[Records]
--*--
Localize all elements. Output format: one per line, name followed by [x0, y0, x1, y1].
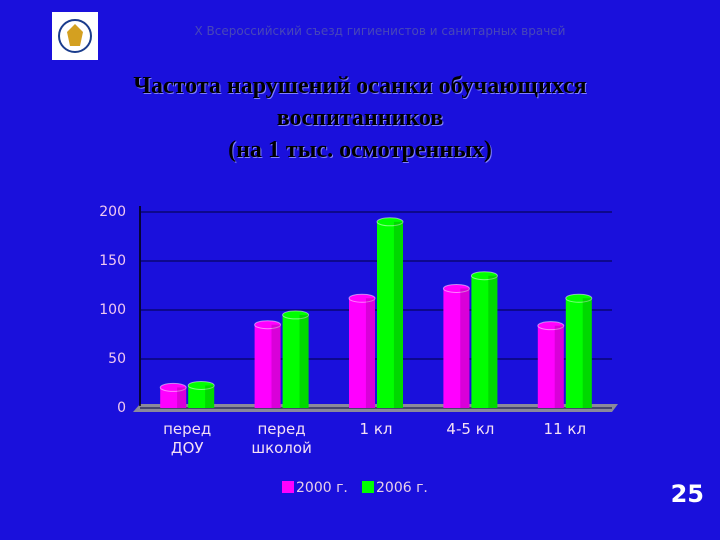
legend-label: 2006 г.: [376, 480, 428, 496]
bar-shade: [554, 325, 564, 408]
bar-shade: [365, 298, 375, 408]
legend-entry: 2006 г.: [362, 480, 428, 496]
bar: [254, 324, 281, 408]
bar: [377, 221, 403, 408]
bar: [565, 298, 592, 408]
bar-top: [159, 382, 187, 392]
bar-top: [376, 217, 404, 227]
x-tick-label: 11 кл: [543, 420, 587, 438]
bar-top: [442, 283, 470, 293]
legend-entry: 2000 г.: [282, 480, 348, 496]
legend-label: 2000 г.: [296, 480, 348, 496]
bar-top: [187, 380, 215, 390]
bar: [471, 275, 498, 408]
bar-shade: [393, 221, 403, 408]
bar: [282, 314, 309, 408]
bar-top: [470, 271, 498, 281]
bar-shade: [205, 385, 215, 408]
x-tick-label: перед школой: [251, 420, 312, 457]
page-number: 25: [670, 480, 704, 508]
bar: [160, 387, 187, 408]
chart-title: Частота нарушений осанки обучающихся вос…: [133, 73, 587, 163]
bar-top: [537, 321, 565, 331]
y-tick-label: 0: [117, 400, 126, 416]
y-tick-label: 100: [99, 302, 126, 318]
x-tick-label: 4-5 кл: [446, 420, 495, 438]
bar-shade: [271, 324, 281, 408]
logo-emblem: [67, 24, 83, 46]
bar: [537, 325, 564, 408]
bar-shade: [460, 288, 470, 408]
logo-ring: [58, 19, 92, 53]
bar-shade: [488, 275, 498, 408]
bar-shade: [177, 387, 187, 408]
logo: [52, 12, 98, 60]
legend-swatch: [282, 481, 294, 493]
header: X Всероссийский съезд гигиенистов и сани…: [194, 24, 566, 38]
x-tick-label: перед ДОУ: [163, 420, 212, 457]
bar-shade: [582, 298, 592, 408]
bar: [349, 298, 375, 408]
x-tick-label: 1 кл: [359, 420, 393, 438]
legend-swatch: [362, 481, 374, 493]
bar: [188, 385, 215, 408]
y-tick-label: 150: [99, 253, 126, 269]
bar-shade: [299, 314, 309, 408]
bar-top: [348, 293, 376, 303]
bar-top: [565, 293, 593, 303]
y-tick-label: 50: [108, 351, 126, 367]
bar-top: [254, 320, 282, 330]
bar-top: [282, 310, 310, 320]
y-tick-label: 200: [99, 204, 126, 220]
bar: [443, 288, 470, 408]
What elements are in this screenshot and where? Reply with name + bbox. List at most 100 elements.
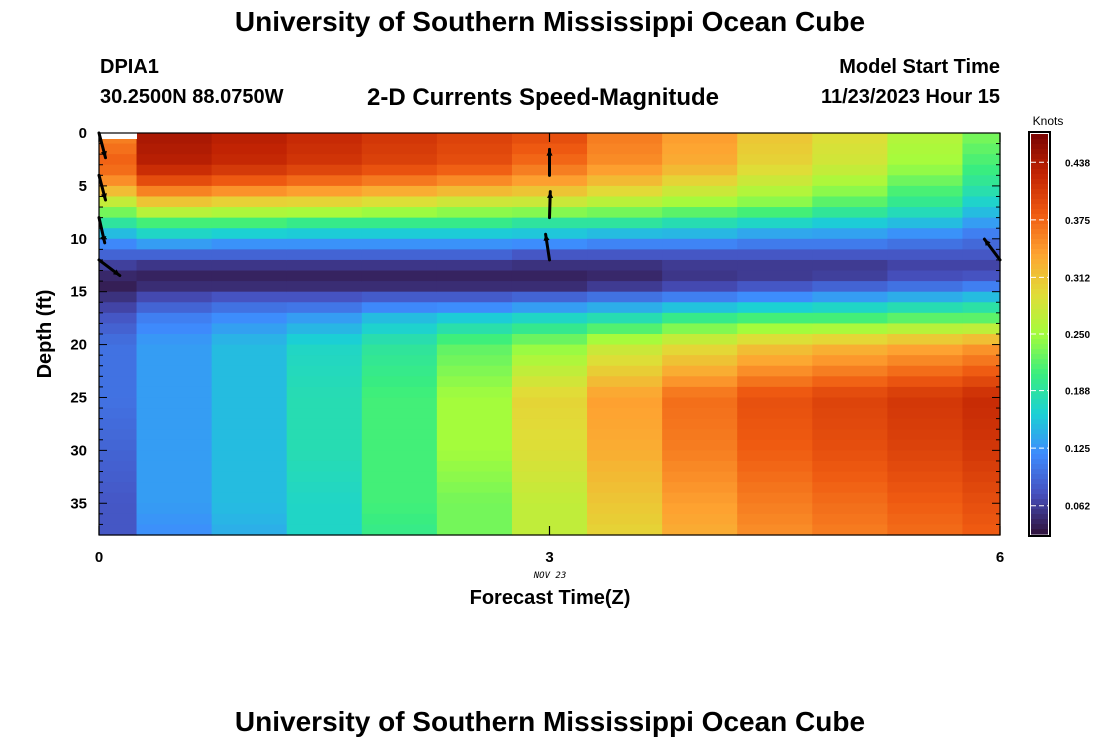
colorbar-frame — [1028, 131, 1051, 537]
heatmap-cell — [136, 492, 213, 504]
heatmap-cell — [587, 376, 663, 388]
heatmap-cell — [887, 397, 964, 409]
heatmap-cell — [887, 133, 964, 145]
heatmap-cell — [662, 281, 738, 293]
heatmap-cell — [662, 323, 738, 335]
heatmap-cell — [286, 185, 363, 198]
heatmap-cell — [99, 513, 138, 526]
heatmap-cell — [962, 397, 1001, 409]
heatmap-cell — [361, 164, 438, 176]
colorbar-segment — [1031, 424, 1048, 430]
heatmap-cell — [436, 154, 513, 166]
colorbar-segment — [1031, 269, 1048, 275]
colorbar-segment — [1031, 319, 1048, 325]
heatmap-cell — [136, 365, 213, 377]
heatmap-cell — [737, 291, 813, 303]
heatmap-cell — [511, 175, 588, 187]
heatmap-cell — [662, 259, 738, 272]
heatmap-cell — [436, 365, 513, 377]
heatmap-cell — [436, 482, 513, 494]
colorbar-segment — [1031, 509, 1048, 515]
heatmap-cell — [887, 418, 964, 430]
heatmap-cell — [511, 397, 588, 409]
heatmap-cell — [887, 270, 964, 282]
colorbar-segment — [1031, 464, 1048, 470]
heatmap-cell — [361, 513, 438, 526]
heatmap-cell — [587, 175, 663, 187]
heatmap-cell — [511, 513, 588, 526]
heatmap-cell — [436, 207, 513, 219]
colorbar-tick-label: 0.188 — [1065, 387, 1090, 398]
heatmap-cell — [361, 238, 438, 250]
heatmap-cell — [887, 482, 964, 494]
heatmap-cell — [286, 397, 363, 409]
colorbar-segment — [1031, 239, 1048, 245]
heatmap-cell — [887, 312, 964, 325]
heatmap-cell — [887, 175, 964, 187]
heatmap-cell — [737, 418, 813, 430]
heatmap-cell — [812, 238, 888, 250]
heatmap-cell — [436, 249, 513, 261]
heatmap-cell — [812, 418, 888, 430]
heatmap-cell — [587, 291, 663, 303]
colorbar-segment — [1031, 359, 1048, 365]
heatmap-cell — [136, 154, 213, 166]
colorbar-segment — [1031, 214, 1048, 220]
heatmap-cell — [587, 429, 663, 441]
heatmap-cell — [662, 291, 738, 303]
heatmap-cell — [211, 302, 288, 314]
colorbar-segment — [1031, 154, 1048, 160]
colorbar-segment — [1031, 219, 1048, 225]
heatmap-cell — [136, 355, 213, 367]
heatmap-cell — [587, 217, 663, 229]
heatmap-cell — [361, 334, 438, 346]
heatmap-cell — [361, 471, 438, 483]
heatmap-cell — [136, 228, 213, 240]
heatmap-gap — [99, 133, 137, 139]
colorbar-segment — [1031, 339, 1048, 345]
colorbar-segment — [1031, 284, 1048, 290]
heatmap-cell — [662, 355, 738, 367]
station-id: DPIA1 — [100, 56, 159, 78]
current-vector-arrow — [97, 173, 107, 202]
x-axis-title: Forecast Time(Z) — [470, 587, 631, 609]
heatmap-cell — [511, 281, 588, 293]
heatmap-cell — [211, 133, 288, 145]
heatmap-cell — [361, 175, 438, 187]
heatmap-cell — [587, 154, 663, 166]
heatmap-cell — [812, 397, 888, 409]
colorbar-segment — [1031, 454, 1048, 460]
heatmap-cell — [286, 281, 363, 293]
heatmap-cell — [436, 408, 513, 420]
heatmap-cell — [286, 143, 363, 155]
heatmap-cell — [737, 270, 813, 282]
heatmap-cell — [136, 238, 213, 250]
heatmap-cell — [662, 175, 738, 187]
current-vector-arrow — [97, 258, 122, 278]
heatmap-cell — [211, 376, 288, 388]
heatmap-cell — [436, 460, 513, 473]
heatmap-cell — [211, 397, 288, 409]
heatmap-cell — [361, 386, 438, 399]
heatmap-cell — [436, 397, 513, 409]
heatmap-cell — [812, 386, 888, 399]
heatmap-cell — [511, 228, 588, 240]
y-tick-label: 0 — [79, 125, 87, 142]
heatmap-cell — [511, 408, 588, 420]
heatmap-cell — [211, 154, 288, 166]
heatmap-cell — [812, 460, 888, 473]
heatmap-cell — [511, 450, 588, 462]
heatmap-cell — [587, 302, 663, 314]
heatmap-cell — [361, 196, 438, 208]
colorbar-segment — [1031, 134, 1048, 140]
heatmap-cell — [211, 143, 288, 155]
heatmap-cell — [436, 270, 513, 282]
heatmap-cell — [136, 429, 213, 441]
heatmap-cell — [737, 312, 813, 325]
heatmap-cell — [99, 143, 138, 155]
heatmap-cell — [136, 133, 213, 145]
heatmap-cell — [962, 164, 1001, 176]
heatmap-cell — [211, 238, 288, 250]
x-tick-label: 6 — [996, 549, 1004, 566]
heatmap-cell — [962, 408, 1001, 420]
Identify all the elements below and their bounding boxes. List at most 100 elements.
--*--
◆ **Written instruction**
Return every line of the material above word for word, but leave out the pictures.

◆ **Response**
Localize all elements. Output format: one per line, name followed by [x0, y0, x1, y1].
legend-label: 2006 г.: [376, 480, 428, 496]
bar-shade: [554, 325, 564, 408]
bar-shade: [365, 298, 375, 408]
legend-entry: 2006 г.: [362, 480, 428, 496]
bar: [254, 324, 281, 408]
bar: [377, 221, 403, 408]
bar: [565, 298, 592, 408]
bar-top: [159, 382, 187, 392]
bar-top: [376, 217, 404, 227]
x-tick-label: 11 кл: [543, 420, 587, 438]
bar-top: [442, 283, 470, 293]
legend-entry: 2000 г.: [282, 480, 348, 496]
legend-label: 2000 г.: [296, 480, 348, 496]
bar-top: [187, 380, 215, 390]
bar: [471, 275, 498, 408]
bar-shade: [393, 221, 403, 408]
bar: [282, 314, 309, 408]
bar-top: [470, 271, 498, 281]
bar-shade: [205, 385, 215, 408]
x-tick-label: перед школой: [251, 420, 312, 457]
page-number: 25: [670, 480, 704, 508]
bar: [160, 387, 187, 408]
chart-title: Частота нарушений осанки обучающихся вос…: [133, 73, 587, 163]
bar-top: [537, 321, 565, 331]
y-tick-label: 0: [117, 400, 126, 416]
y-tick-label: 100: [99, 302, 126, 318]
x-tick-label: 4-5 кл: [446, 420, 495, 438]
bar-shade: [271, 324, 281, 408]
logo-emblem: [67, 24, 83, 46]
bar: [537, 325, 564, 408]
bar-shade: [460, 288, 470, 408]
logo-ring: [58, 19, 92, 53]
bar-shade: [488, 275, 498, 408]
bar-shade: [177, 387, 187, 408]
logo: [52, 12, 98, 60]
legend-swatch: [282, 481, 294, 493]
header: X Всероссийский съезд гигиенистов и сани…: [194, 24, 566, 38]
x-tick-label: перед ДОУ: [163, 420, 212, 457]
bar-shade: [582, 298, 592, 408]
bar: [349, 298, 375, 408]
x-tick-label: 1 кл: [359, 420, 393, 438]
legend-swatch: [362, 481, 374, 493]
bar: [188, 385, 215, 408]
y-tick-label: 150: [99, 253, 126, 269]
bar-shade: [299, 314, 309, 408]
bar-top: [348, 293, 376, 303]
bar-top: [565, 293, 593, 303]
y-tick-label: 50: [108, 351, 126, 367]
bar-top: [254, 320, 282, 330]
bar-top: [282, 310, 310, 320]
y-tick-label: 200: [99, 204, 126, 220]
bar: [443, 288, 470, 408]
What elements are in this screenshot and where? Reply with name + bbox. List at most 100 elements.
colorbar-frame — [1028, 131, 1051, 537]
heatmap-cell — [136, 492, 213, 504]
heatmap-cell — [587, 376, 663, 388]
heatmap-cell — [887, 397, 964, 409]
heatmap-cell — [887, 133, 964, 145]
heatmap-cell — [662, 281, 738, 293]
heatmap-cell — [662, 323, 738, 335]
heatmap-cell — [286, 185, 363, 198]
heatmap-cell — [99, 513, 138, 526]
heatmap-cell — [962, 397, 1001, 409]
heatmap-cell — [361, 164, 438, 176]
colorbar-segment — [1031, 424, 1048, 430]
heatmap-cell — [436, 154, 513, 166]
colorbar-segment — [1031, 269, 1048, 275]
colorbar-segment — [1031, 319, 1048, 325]
heatmap-cell — [136, 365, 213, 377]
heatmap-cell — [737, 291, 813, 303]
heatmap-cell — [511, 175, 588, 187]
heatmap-cell — [662, 259, 738, 272]
heatmap-cell — [436, 365, 513, 377]
heatmap-cell — [436, 482, 513, 494]
colorbar-segment — [1031, 509, 1048, 515]
heatmap-cell — [887, 418, 964, 430]
heatmap-cell — [511, 397, 588, 409]
heatmap-cell — [887, 270, 964, 282]
colorbar-segment — [1031, 464, 1048, 470]
heatmap-cell — [361, 513, 438, 526]
heatmap-cell — [587, 175, 663, 187]
heatmap-cell — [511, 513, 588, 526]
heatmap-cell — [436, 207, 513, 219]
colorbar-tick-label: 0.188 — [1065, 387, 1090, 398]
heatmap-cell — [361, 238, 438, 250]
heatmap-cell — [887, 482, 964, 494]
heatmap-cell — [286, 397, 363, 409]
colorbar-segment — [1031, 239, 1048, 245]
heatmap-cell — [887, 312, 964, 325]
heatmap-cell — [887, 175, 964, 187]
heatmap-cell — [737, 418, 813, 430]
heatmap-cell — [812, 238, 888, 250]
heatmap-cell — [436, 249, 513, 261]
heatmap-cell — [812, 418, 888, 430]
heatmap-cell — [587, 291, 663, 303]
colorbar-segment — [1031, 359, 1048, 365]
heatmap-cell — [136, 154, 213, 166]
colorbar-segment — [1031, 214, 1048, 220]
heatmap-cell — [587, 429, 663, 441]
heatmap-cell — [662, 291, 738, 303]
heatmap-cell — [211, 302, 288, 314]
colorbar-segment — [1031, 154, 1048, 160]
colorbar-segment — [1031, 219, 1048, 225]
heatmap-cell — [136, 355, 213, 367]
heatmap-cell — [587, 217, 663, 229]
heatmap-cell — [361, 334, 438, 346]
heatmap-cell — [361, 471, 438, 483]
heatmap-cell — [136, 228, 213, 240]
heatmap-gap — [99, 133, 137, 139]
colorbar-segment — [1031, 339, 1048, 345]
colorbar-segment — [1031, 284, 1048, 290]
heatmap-cell — [662, 355, 738, 367]
station-id: DPIA1 — [100, 56, 159, 78]
current-vector-arrow — [97, 173, 107, 202]
x-axis-title: Forecast Time(Z) — [470, 587, 631, 609]
heatmap-cell — [511, 281, 588, 293]
heatmap-cell — [211, 133, 288, 145]
heatmap-cell — [361, 175, 438, 187]
heatmap-cell — [587, 154, 663, 166]
heatmap-cell — [812, 397, 888, 409]
colorbar-segment — [1031, 454, 1048, 460]
heatmap-cell — [286, 281, 363, 293]
heatmap-cell — [436, 408, 513, 420]
heatmap-cell — [286, 143, 363, 155]
heatmap-cell — [737, 270, 813, 282]
heatmap-cell — [136, 238, 213, 250]
heatmap-cell — [662, 175, 738, 187]
current-vector-arrow — [97, 258, 122, 278]
heatmap-cell — [211, 376, 288, 388]
heatmap-cell — [436, 460, 513, 473]
heatmap-cell — [211, 397, 288, 409]
heatmap-cell — [361, 386, 438, 399]
heatmap-cell — [436, 397, 513, 409]
heatmap-cell — [812, 386, 888, 399]
heatmap-cell — [511, 228, 588, 240]
y-tick-label: 0 — [79, 125, 87, 142]
heatmap-cell — [511, 408, 588, 420]
heatmap-cell — [211, 154, 288, 166]
heatmap-cell — [812, 460, 888, 473]
heatmap-cell — [511, 450, 588, 462]
heatmap-cell — [587, 302, 663, 314]
heatmap-cell — [361, 196, 438, 208]
colorbar-segment — [1031, 134, 1048, 140]
heatmap-cell — [211, 143, 288, 155]
heatmap-cell — [436, 270, 513, 282]
heatmap-cell — [136, 429, 213, 441]
heatmap-cell — [737, 312, 813, 325]
heatmap-cell — [99, 143, 138, 155]
heatmap-cell — [136, 133, 213, 145]
heatmap-cell — [962, 164, 1001, 176]
heatmap-cell — [211, 238, 288, 250]
x-tick-label: 6 — [996, 549, 1004, 566]
heatmap-cell — [962, 408, 1001, 420]
Identify all the elements below and their bounding boxes. List at most 100 elements.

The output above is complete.